__Stated exercise__.
Every line that contains the word "name" should be copied.

[Records from a collection of figures]

## Begin

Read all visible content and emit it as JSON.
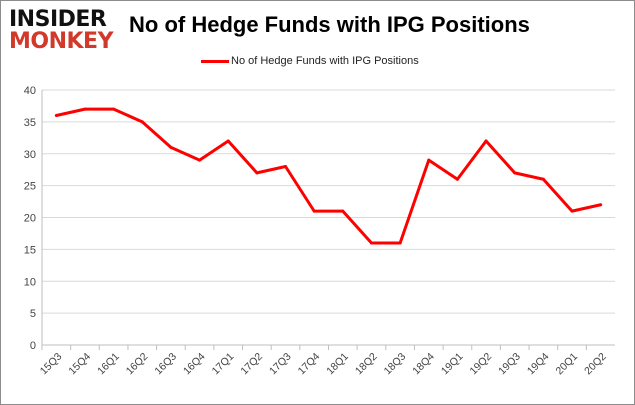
{
  "logo": {
    "line1": "INSIDER",
    "line2": "MONKEY"
  },
  "chart_data": {
    "type": "line",
    "title": "No of Hedge Funds with IPG Positions",
    "categories": [
      "15Q3",
      "15Q4",
      "16Q1",
      "16Q2",
      "16Q3",
      "16Q4",
      "17Q1",
      "17Q2",
      "17Q3",
      "17Q4",
      "18Q1",
      "18Q2",
      "18Q3",
      "18Q4",
      "19Q1",
      "19Q2",
      "19Q3",
      "19Q4",
      "20Q1",
      "20Q2"
    ],
    "series": [
      {
        "name": "No of Hedge Funds with IPG Positions",
        "color": "#ff0000",
        "values": [
          36,
          37,
          37,
          35,
          31,
          29,
          32,
          27,
          28,
          21,
          21,
          16,
          16,
          29,
          26,
          32,
          27,
          26,
          21,
          22
        ]
      }
    ],
    "ylim": [
      0,
      40
    ],
    "yticks": [
      0,
      5,
      10,
      15,
      20,
      25,
      30,
      35,
      40
    ],
    "grid": true,
    "legend": "top"
  }
}
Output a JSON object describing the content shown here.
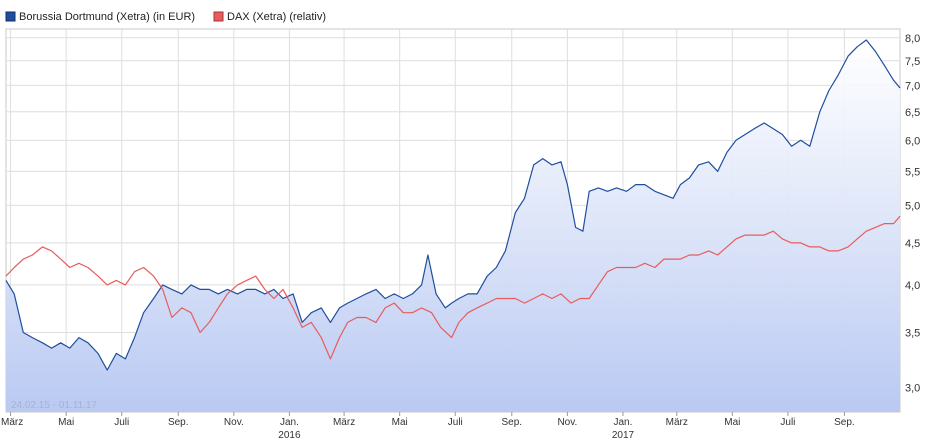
{
  "chart_data": {
    "type": "line",
    "legend": {
      "placement": "top-left",
      "entries": [
        {
          "label": "Borussia Dortmund (Xetra) (in EUR)",
          "color": "#1f4e9e"
        },
        {
          "label": "DAX (Xetra) (relativ)",
          "color": "#e85c5c"
        }
      ]
    },
    "date_range_label": "24.02.15 - 01.11.17",
    "y_scale": "log",
    "y_ticks": [
      "8,0",
      "7,5",
      "7,0",
      "6,5",
      "6,0",
      "5,5",
      "5,0",
      "4,5",
      "4,0",
      "3,5",
      "3,0"
    ],
    "y_tick_values": [
      8.0,
      7.5,
      7.0,
      6.5,
      6.0,
      5.5,
      5.0,
      4.5,
      4.0,
      3.5,
      3.0
    ],
    "ylim": [
      2.8,
      8.2
    ],
    "xlim": [
      "2015-02-24",
      "2017-11-01"
    ],
    "x_ticks": [
      {
        "label": "März",
        "date": "2015-03-01"
      },
      {
        "label": "Mai",
        "date": "2015-05-01"
      },
      {
        "label": "Juli",
        "date": "2015-07-01"
      },
      {
        "label": "Sep.",
        "date": "2015-09-01"
      },
      {
        "label": "Nov.",
        "date": "2015-11-01"
      },
      {
        "label": "Jan.",
        "date": "2016-01-01"
      },
      {
        "label": "März",
        "date": "2016-03-01"
      },
      {
        "label": "Mai",
        "date": "2016-05-01"
      },
      {
        "label": "Juli",
        "date": "2016-07-01"
      },
      {
        "label": "Sep.",
        "date": "2016-09-01"
      },
      {
        "label": "Nov.",
        "date": "2016-11-01"
      },
      {
        "label": "Jan.",
        "date": "2017-01-01"
      },
      {
        "label": "März",
        "date": "2017-03-01"
      },
      {
        "label": "Mai",
        "date": "2017-05-01"
      },
      {
        "label": "Juli",
        "date": "2017-07-01"
      },
      {
        "label": "Sep.",
        "date": "2017-09-01"
      }
    ],
    "year_labels": [
      {
        "label": "2016",
        "date": "2016-01-01"
      },
      {
        "label": "2017",
        "date": "2017-01-01"
      }
    ],
    "grid": true,
    "series": [
      {
        "name": "Borussia Dortmund (Xetra) (in EUR)",
        "color": "#1f4e9e",
        "fill": true,
        "points": [
          [
            "2015-02-24",
            4.05
          ],
          [
            "2015-03-05",
            3.9
          ],
          [
            "2015-03-15",
            3.5
          ],
          [
            "2015-03-25",
            3.45
          ],
          [
            "2015-04-05",
            3.4
          ],
          [
            "2015-04-15",
            3.35
          ],
          [
            "2015-04-25",
            3.4
          ],
          [
            "2015-05-05",
            3.35
          ],
          [
            "2015-05-15",
            3.45
          ],
          [
            "2015-05-25",
            3.4
          ],
          [
            "2015-06-05",
            3.3
          ],
          [
            "2015-06-15",
            3.15
          ],
          [
            "2015-06-25",
            3.3
          ],
          [
            "2015-07-05",
            3.25
          ],
          [
            "2015-07-15",
            3.45
          ],
          [
            "2015-07-25",
            3.7
          ],
          [
            "2015-08-05",
            3.85
          ],
          [
            "2015-08-15",
            4.0
          ],
          [
            "2015-08-25",
            3.95
          ],
          [
            "2015-09-05",
            3.9
          ],
          [
            "2015-09-15",
            4.0
          ],
          [
            "2015-09-25",
            3.95
          ],
          [
            "2015-10-05",
            3.95
          ],
          [
            "2015-10-15",
            3.9
          ],
          [
            "2015-10-25",
            3.95
          ],
          [
            "2015-11-05",
            3.9
          ],
          [
            "2015-11-15",
            3.95
          ],
          [
            "2015-11-25",
            3.95
          ],
          [
            "2015-12-05",
            3.9
          ],
          [
            "2015-12-15",
            3.95
          ],
          [
            "2015-12-25",
            3.85
          ],
          [
            "2016-01-05",
            3.9
          ],
          [
            "2016-01-15",
            3.6
          ],
          [
            "2016-01-25",
            3.7
          ],
          [
            "2016-02-05",
            3.75
          ],
          [
            "2016-02-15",
            3.6
          ],
          [
            "2016-02-25",
            3.75
          ],
          [
            "2016-03-05",
            3.8
          ],
          [
            "2016-03-15",
            3.85
          ],
          [
            "2016-03-25",
            3.9
          ],
          [
            "2016-04-05",
            3.95
          ],
          [
            "2016-04-15",
            3.85
          ],
          [
            "2016-04-25",
            3.9
          ],
          [
            "2016-05-05",
            3.85
          ],
          [
            "2016-05-15",
            3.9
          ],
          [
            "2016-05-25",
            4.0
          ],
          [
            "2016-06-01",
            4.35
          ],
          [
            "2016-06-10",
            3.9
          ],
          [
            "2016-06-20",
            3.75
          ],
          [
            "2016-06-27",
            3.8
          ],
          [
            "2016-07-05",
            3.85
          ],
          [
            "2016-07-15",
            3.9
          ],
          [
            "2016-07-25",
            3.9
          ],
          [
            "2016-08-05",
            4.1
          ],
          [
            "2016-08-15",
            4.2
          ],
          [
            "2016-08-25",
            4.4
          ],
          [
            "2016-09-05",
            4.9
          ],
          [
            "2016-09-15",
            5.1
          ],
          [
            "2016-09-25",
            5.6
          ],
          [
            "2016-10-05",
            5.7
          ],
          [
            "2016-10-15",
            5.6
          ],
          [
            "2016-10-25",
            5.65
          ],
          [
            "2016-11-01",
            5.3
          ],
          [
            "2016-11-10",
            4.7
          ],
          [
            "2016-11-18",
            4.65
          ],
          [
            "2016-11-25",
            5.2
          ],
          [
            "2016-12-05",
            5.25
          ],
          [
            "2016-12-15",
            5.2
          ],
          [
            "2016-12-25",
            5.25
          ],
          [
            "2017-01-05",
            5.2
          ],
          [
            "2017-01-15",
            5.3
          ],
          [
            "2017-01-25",
            5.3
          ],
          [
            "2017-02-05",
            5.2
          ],
          [
            "2017-02-15",
            5.15
          ],
          [
            "2017-02-25",
            5.1
          ],
          [
            "2017-03-05",
            5.3
          ],
          [
            "2017-03-15",
            5.4
          ],
          [
            "2017-03-25",
            5.6
          ],
          [
            "2017-04-05",
            5.65
          ],
          [
            "2017-04-15",
            5.5
          ],
          [
            "2017-04-25",
            5.8
          ],
          [
            "2017-05-05",
            6.0
          ],
          [
            "2017-05-15",
            6.1
          ],
          [
            "2017-05-25",
            6.2
          ],
          [
            "2017-06-05",
            6.3
          ],
          [
            "2017-06-15",
            6.2
          ],
          [
            "2017-06-25",
            6.1
          ],
          [
            "2017-07-05",
            5.9
          ],
          [
            "2017-07-15",
            6.0
          ],
          [
            "2017-07-25",
            5.9
          ],
          [
            "2017-08-05",
            6.5
          ],
          [
            "2017-08-15",
            6.9
          ],
          [
            "2017-08-25",
            7.2
          ],
          [
            "2017-09-05",
            7.6
          ],
          [
            "2017-09-15",
            7.8
          ],
          [
            "2017-09-25",
            7.95
          ],
          [
            "2017-10-05",
            7.7
          ],
          [
            "2017-10-15",
            7.4
          ],
          [
            "2017-10-25",
            7.1
          ],
          [
            "2017-11-01",
            6.95
          ]
        ]
      },
      {
        "name": "DAX (Xetra) (relativ)",
        "color": "#e85c5c",
        "fill": false,
        "points": [
          [
            "2015-02-24",
            4.1
          ],
          [
            "2015-03-05",
            4.2
          ],
          [
            "2015-03-15",
            4.3
          ],
          [
            "2015-03-25",
            4.35
          ],
          [
            "2015-04-05",
            4.45
          ],
          [
            "2015-04-15",
            4.4
          ],
          [
            "2015-04-25",
            4.3
          ],
          [
            "2015-05-05",
            4.2
          ],
          [
            "2015-05-15",
            4.25
          ],
          [
            "2015-05-25",
            4.2
          ],
          [
            "2015-06-05",
            4.1
          ],
          [
            "2015-06-15",
            4.0
          ],
          [
            "2015-06-25",
            4.05
          ],
          [
            "2015-07-05",
            4.0
          ],
          [
            "2015-07-15",
            4.15
          ],
          [
            "2015-07-25",
            4.2
          ],
          [
            "2015-08-05",
            4.1
          ],
          [
            "2015-08-15",
            3.95
          ],
          [
            "2015-08-25",
            3.65
          ],
          [
            "2015-09-05",
            3.75
          ],
          [
            "2015-09-15",
            3.7
          ],
          [
            "2015-09-25",
            3.5
          ],
          [
            "2015-10-05",
            3.6
          ],
          [
            "2015-10-15",
            3.75
          ],
          [
            "2015-10-25",
            3.9
          ],
          [
            "2015-11-05",
            4.0
          ],
          [
            "2015-11-15",
            4.05
          ],
          [
            "2015-11-25",
            4.1
          ],
          [
            "2015-12-05",
            3.95
          ],
          [
            "2015-12-15",
            3.85
          ],
          [
            "2015-12-25",
            3.95
          ],
          [
            "2016-01-05",
            3.75
          ],
          [
            "2016-01-15",
            3.55
          ],
          [
            "2016-01-25",
            3.6
          ],
          [
            "2016-02-05",
            3.45
          ],
          [
            "2016-02-15",
            3.25
          ],
          [
            "2016-02-25",
            3.45
          ],
          [
            "2016-03-05",
            3.6
          ],
          [
            "2016-03-15",
            3.65
          ],
          [
            "2016-03-25",
            3.65
          ],
          [
            "2016-04-05",
            3.6
          ],
          [
            "2016-04-15",
            3.75
          ],
          [
            "2016-04-25",
            3.8
          ],
          [
            "2016-05-05",
            3.7
          ],
          [
            "2016-05-15",
            3.7
          ],
          [
            "2016-05-25",
            3.75
          ],
          [
            "2016-06-05",
            3.7
          ],
          [
            "2016-06-15",
            3.55
          ],
          [
            "2016-06-27",
            3.45
          ],
          [
            "2016-07-05",
            3.6
          ],
          [
            "2016-07-15",
            3.7
          ],
          [
            "2016-07-25",
            3.75
          ],
          [
            "2016-08-05",
            3.8
          ],
          [
            "2016-08-15",
            3.85
          ],
          [
            "2016-08-25",
            3.85
          ],
          [
            "2016-09-05",
            3.85
          ],
          [
            "2016-09-15",
            3.8
          ],
          [
            "2016-09-25",
            3.85
          ],
          [
            "2016-10-05",
            3.9
          ],
          [
            "2016-10-15",
            3.85
          ],
          [
            "2016-10-25",
            3.9
          ],
          [
            "2016-11-05",
            3.8
          ],
          [
            "2016-11-15",
            3.85
          ],
          [
            "2016-11-25",
            3.85
          ],
          [
            "2016-12-05",
            4.0
          ],
          [
            "2016-12-15",
            4.15
          ],
          [
            "2016-12-25",
            4.2
          ],
          [
            "2017-01-05",
            4.2
          ],
          [
            "2017-01-15",
            4.2
          ],
          [
            "2017-01-25",
            4.25
          ],
          [
            "2017-02-05",
            4.2
          ],
          [
            "2017-02-15",
            4.3
          ],
          [
            "2017-02-25",
            4.3
          ],
          [
            "2017-03-05",
            4.3
          ],
          [
            "2017-03-15",
            4.35
          ],
          [
            "2017-03-25",
            4.35
          ],
          [
            "2017-04-05",
            4.4
          ],
          [
            "2017-04-15",
            4.35
          ],
          [
            "2017-04-25",
            4.45
          ],
          [
            "2017-05-05",
            4.55
          ],
          [
            "2017-05-15",
            4.6
          ],
          [
            "2017-05-25",
            4.6
          ],
          [
            "2017-06-05",
            4.6
          ],
          [
            "2017-06-15",
            4.65
          ],
          [
            "2017-06-25",
            4.55
          ],
          [
            "2017-07-05",
            4.5
          ],
          [
            "2017-07-15",
            4.5
          ],
          [
            "2017-07-25",
            4.45
          ],
          [
            "2017-08-05",
            4.45
          ],
          [
            "2017-08-15",
            4.4
          ],
          [
            "2017-08-25",
            4.4
          ],
          [
            "2017-09-05",
            4.45
          ],
          [
            "2017-09-15",
            4.55
          ],
          [
            "2017-09-25",
            4.65
          ],
          [
            "2017-10-05",
            4.7
          ],
          [
            "2017-10-15",
            4.75
          ],
          [
            "2017-10-25",
            4.75
          ],
          [
            "2017-11-01",
            4.85
          ]
        ]
      }
    ]
  }
}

## End

__Solution for this problem__.
        "name": "No of Hedge Funds with IPG Positions",
        "name": "Borussia Dortmund (Xetra) (in EUR)",
        "name": "DAX (Xetra) (relativ)",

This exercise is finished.